Excerpt:
★ ★ ★ ★

Happy Festivus!

Hey, if a random professor can invent a holiday (Kwanzaa), why not Jerry Stiller?

Many real people are holding parties celebrating Festivus, a holiday most believe was invented on an episode of “Seinfeld” first broadcast the week before Christmas in 1997.

“More and more people are familiar with what Festivus is, and it’s growing,” said Jennifer Galdes, a Chicago restaurant publicist who organized her first Festivus party three years ago. “This year many more people, when they got the invite, responded with, `Will there be an airing of the grievances and feats of strength?’ ”

Those two rituals — accusing others of being a disappointment and wrestling — are traditions of Festivus as explained on the show by the character Frank Costanza. On that episode he tells Kramer that he invented the holiday when his children were young and he found himself in a department store tug of war with another Christmas shopper over a doll. “I realized there had to be a better way,” Frank says.

So he coined the slogan “A Festivus for the rest of us” and formulated the other rules: the holiday occurs on Dec. 23, features a bare aluminum pole instead of a tree and does not end until the head of the family is wrestled to the floor and pinned.

★ ★ ★ ★

Written problem A:
According to the Festivus article, why did Frank Costanza invent the holiday? Answer in one to three sentences.
Written problem B:
From the Festivus article, copy the passage that opens with the words containing "Many real people" and closes with "Christmas in 1997.".
Written problem C:
Extend the Festivus article past its last sentence.
The data after this point comes from a different source.

Data supplied:
★ ★ ★ ★

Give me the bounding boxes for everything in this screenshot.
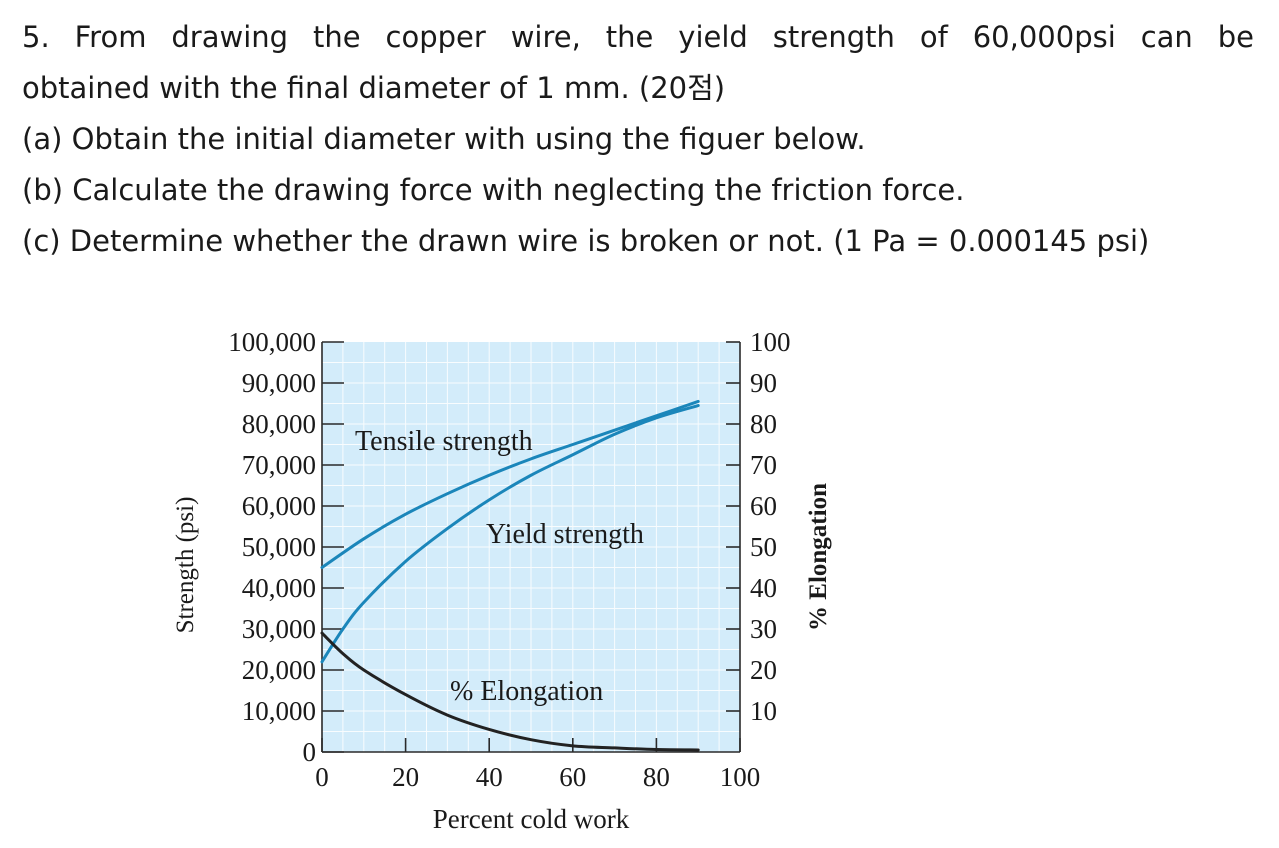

★ ★ ★ ★

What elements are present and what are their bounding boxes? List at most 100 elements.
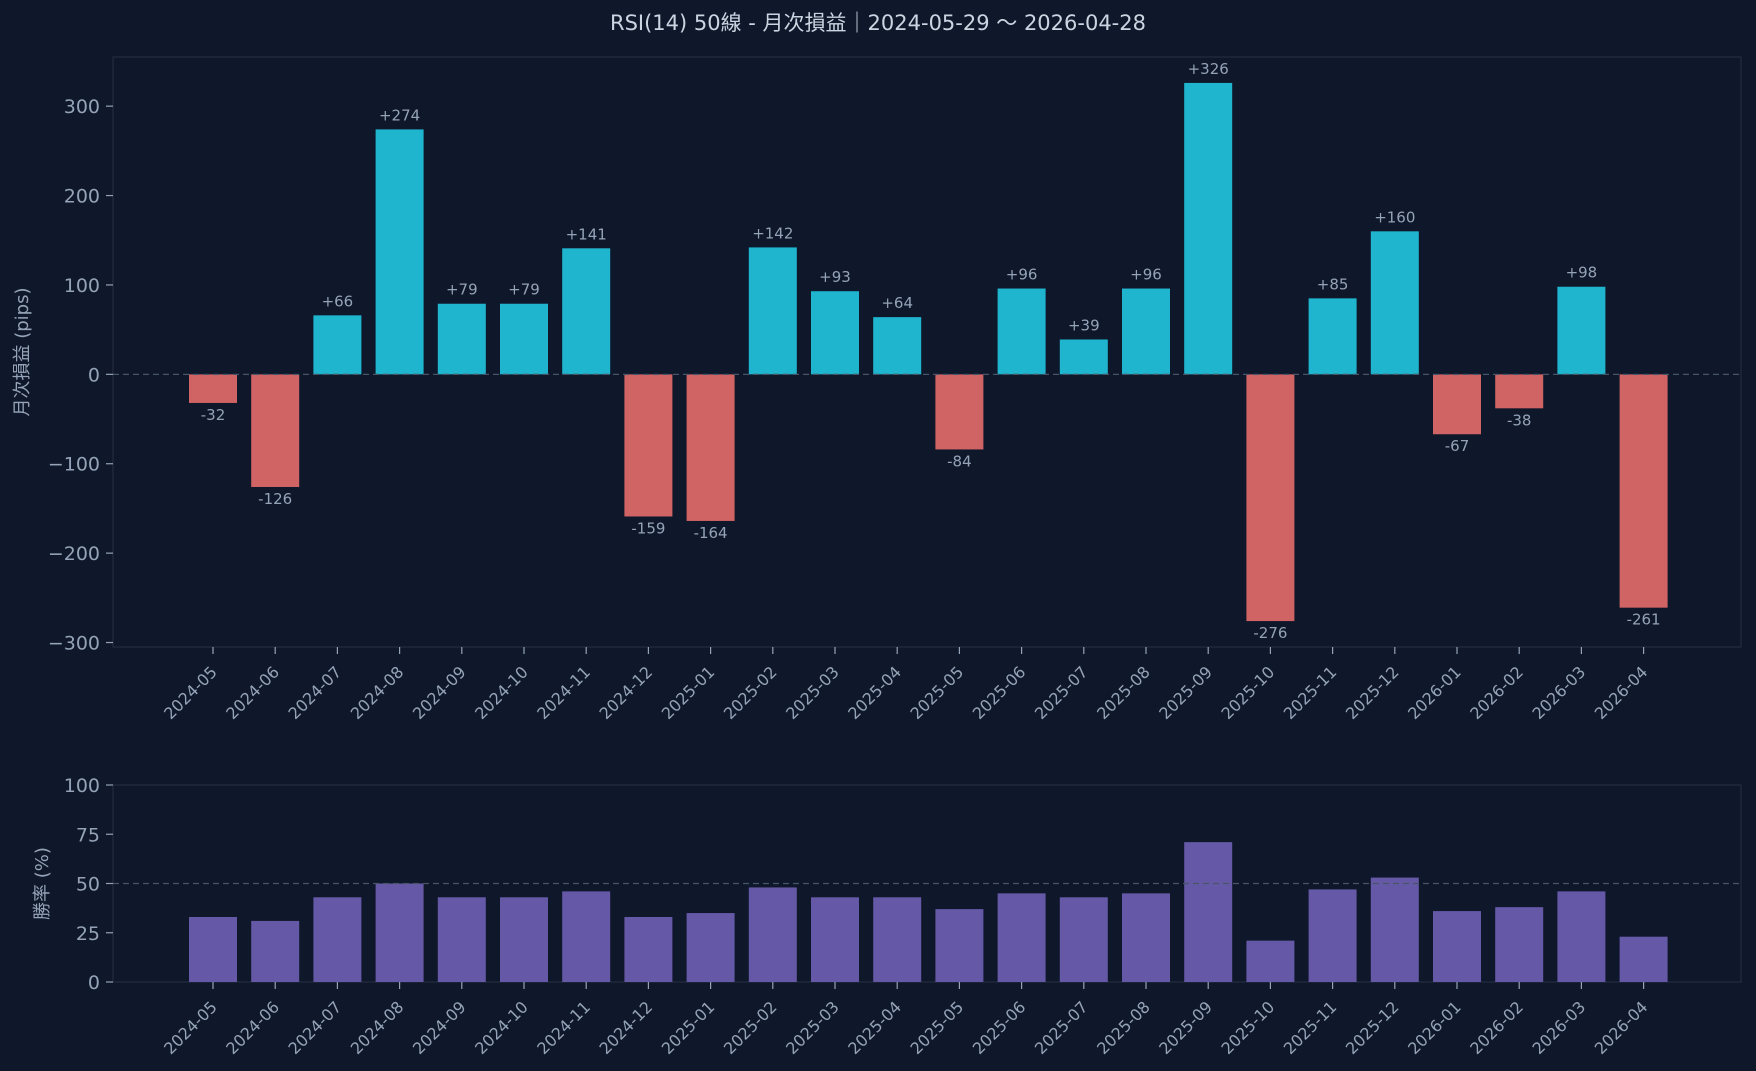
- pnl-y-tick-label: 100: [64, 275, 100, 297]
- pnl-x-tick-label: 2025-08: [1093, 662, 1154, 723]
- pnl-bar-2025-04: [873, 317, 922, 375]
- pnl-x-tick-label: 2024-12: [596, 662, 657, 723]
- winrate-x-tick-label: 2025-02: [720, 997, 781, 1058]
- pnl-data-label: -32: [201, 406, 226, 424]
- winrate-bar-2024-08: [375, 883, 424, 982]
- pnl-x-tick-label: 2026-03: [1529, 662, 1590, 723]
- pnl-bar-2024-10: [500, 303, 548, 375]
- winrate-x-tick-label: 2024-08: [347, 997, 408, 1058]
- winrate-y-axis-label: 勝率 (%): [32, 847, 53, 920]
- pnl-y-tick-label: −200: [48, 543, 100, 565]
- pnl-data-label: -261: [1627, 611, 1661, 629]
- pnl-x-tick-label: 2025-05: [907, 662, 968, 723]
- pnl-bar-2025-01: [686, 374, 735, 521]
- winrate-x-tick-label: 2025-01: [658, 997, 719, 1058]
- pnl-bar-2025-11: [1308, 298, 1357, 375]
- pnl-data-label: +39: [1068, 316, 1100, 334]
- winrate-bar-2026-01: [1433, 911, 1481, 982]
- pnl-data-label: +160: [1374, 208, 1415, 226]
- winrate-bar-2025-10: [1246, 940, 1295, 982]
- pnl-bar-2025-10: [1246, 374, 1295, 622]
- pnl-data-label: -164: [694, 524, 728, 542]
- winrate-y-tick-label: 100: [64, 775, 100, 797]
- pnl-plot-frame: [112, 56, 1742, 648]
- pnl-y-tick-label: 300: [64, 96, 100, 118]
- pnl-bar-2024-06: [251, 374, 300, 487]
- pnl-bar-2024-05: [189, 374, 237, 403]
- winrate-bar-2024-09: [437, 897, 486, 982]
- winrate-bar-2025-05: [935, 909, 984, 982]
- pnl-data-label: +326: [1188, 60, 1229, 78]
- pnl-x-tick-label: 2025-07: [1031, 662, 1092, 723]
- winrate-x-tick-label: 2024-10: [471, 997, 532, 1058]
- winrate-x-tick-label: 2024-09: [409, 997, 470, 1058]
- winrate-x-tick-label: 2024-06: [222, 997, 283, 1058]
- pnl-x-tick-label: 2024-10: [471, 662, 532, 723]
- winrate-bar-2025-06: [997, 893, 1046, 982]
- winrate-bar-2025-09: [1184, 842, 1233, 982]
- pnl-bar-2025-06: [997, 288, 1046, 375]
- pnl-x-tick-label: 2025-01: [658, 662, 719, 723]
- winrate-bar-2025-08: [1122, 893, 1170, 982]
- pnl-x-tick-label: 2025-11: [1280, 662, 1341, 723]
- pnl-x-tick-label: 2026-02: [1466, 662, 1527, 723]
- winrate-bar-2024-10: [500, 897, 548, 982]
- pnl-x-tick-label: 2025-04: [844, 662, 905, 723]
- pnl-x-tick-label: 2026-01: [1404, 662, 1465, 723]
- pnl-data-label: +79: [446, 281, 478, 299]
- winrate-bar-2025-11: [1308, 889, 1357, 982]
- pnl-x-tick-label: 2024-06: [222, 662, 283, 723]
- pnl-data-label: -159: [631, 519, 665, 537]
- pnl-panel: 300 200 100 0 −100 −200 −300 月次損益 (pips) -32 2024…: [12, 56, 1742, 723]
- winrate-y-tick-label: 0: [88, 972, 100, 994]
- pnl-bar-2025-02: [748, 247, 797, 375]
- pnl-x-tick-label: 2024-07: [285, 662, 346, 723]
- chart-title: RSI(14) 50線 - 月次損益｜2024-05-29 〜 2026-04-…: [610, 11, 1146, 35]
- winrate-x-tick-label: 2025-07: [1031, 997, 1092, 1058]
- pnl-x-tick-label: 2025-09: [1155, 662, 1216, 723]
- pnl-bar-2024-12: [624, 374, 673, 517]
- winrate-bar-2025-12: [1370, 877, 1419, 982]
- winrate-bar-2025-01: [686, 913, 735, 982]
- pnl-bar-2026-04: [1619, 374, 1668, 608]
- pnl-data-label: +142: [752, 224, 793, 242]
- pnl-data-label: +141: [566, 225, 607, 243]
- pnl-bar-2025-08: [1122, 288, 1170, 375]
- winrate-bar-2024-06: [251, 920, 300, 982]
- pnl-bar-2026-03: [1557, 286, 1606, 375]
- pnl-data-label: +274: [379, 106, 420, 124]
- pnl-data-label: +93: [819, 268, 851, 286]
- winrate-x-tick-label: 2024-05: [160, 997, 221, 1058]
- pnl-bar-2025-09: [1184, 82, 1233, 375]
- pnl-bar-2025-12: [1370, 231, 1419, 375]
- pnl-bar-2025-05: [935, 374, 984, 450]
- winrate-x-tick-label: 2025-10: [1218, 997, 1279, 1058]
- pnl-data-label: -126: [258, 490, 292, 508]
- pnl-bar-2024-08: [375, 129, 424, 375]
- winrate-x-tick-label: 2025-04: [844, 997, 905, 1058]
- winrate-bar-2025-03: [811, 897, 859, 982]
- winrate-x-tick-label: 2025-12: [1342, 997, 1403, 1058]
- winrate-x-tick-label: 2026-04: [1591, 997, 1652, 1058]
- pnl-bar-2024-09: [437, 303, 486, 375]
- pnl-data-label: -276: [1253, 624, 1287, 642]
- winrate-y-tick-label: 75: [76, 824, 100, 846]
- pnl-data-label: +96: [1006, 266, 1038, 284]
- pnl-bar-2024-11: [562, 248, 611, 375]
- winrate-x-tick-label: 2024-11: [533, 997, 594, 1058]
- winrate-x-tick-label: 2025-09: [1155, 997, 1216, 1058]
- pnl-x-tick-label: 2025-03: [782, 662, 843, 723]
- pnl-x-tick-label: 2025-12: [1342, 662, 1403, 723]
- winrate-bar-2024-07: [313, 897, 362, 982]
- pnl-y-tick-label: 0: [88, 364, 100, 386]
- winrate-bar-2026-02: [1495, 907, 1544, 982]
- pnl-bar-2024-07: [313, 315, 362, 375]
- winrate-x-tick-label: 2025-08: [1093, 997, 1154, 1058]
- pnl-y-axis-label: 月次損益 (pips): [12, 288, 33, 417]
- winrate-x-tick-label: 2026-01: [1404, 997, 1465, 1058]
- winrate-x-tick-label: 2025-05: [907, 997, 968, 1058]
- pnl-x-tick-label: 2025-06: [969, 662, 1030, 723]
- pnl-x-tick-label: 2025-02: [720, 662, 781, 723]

★ ★ ★ ★

Right answer A:
When his children were young, he got into a tug of war with another Christmas shopper over a doll in a department store. That made him realize there had to be a better way.

Right answer B:
Many real people are holding parties celebrating Festivus, a holiday most believe was invented on an episode of “Seinfeld” first broadcast the week before Christmas in 1997.

Right answer C:
The actual inventor of Festivus is Dan O’Keefe, 76, whose son Daniel, a writer on “Seinfeld,” appropriated a family tradition for the episode. The elder Mr. O’Keefe was stunned to hear that the holiday, which he minted in 1966, is catching on. “Have we accidentally invented a cult?” he wondered.

Maybe.

More like ‘definitely’. Somewhere out there, the real Frank Costanza lives. And now we know his name.

“Seinfeld” continues to amaze me. Can you think of any other television program that has been responsible for the establishment of a new holiday? It cracks me up that Festivus predates the show.

In fact, that’s what was so perfect about “Seinfeld”. It’s life imitating art imitating life. Cosmo Kramer is based very closely on Kenny Kramer, a real guy. George is Larry David. Jerry is himself. Even the soup nazi and the festivus holiday were based on real live things. The genius of “Seinfeld” is that the situations they came up with every week were so insane that they just had to be true.

Gold, Jerry. Gold!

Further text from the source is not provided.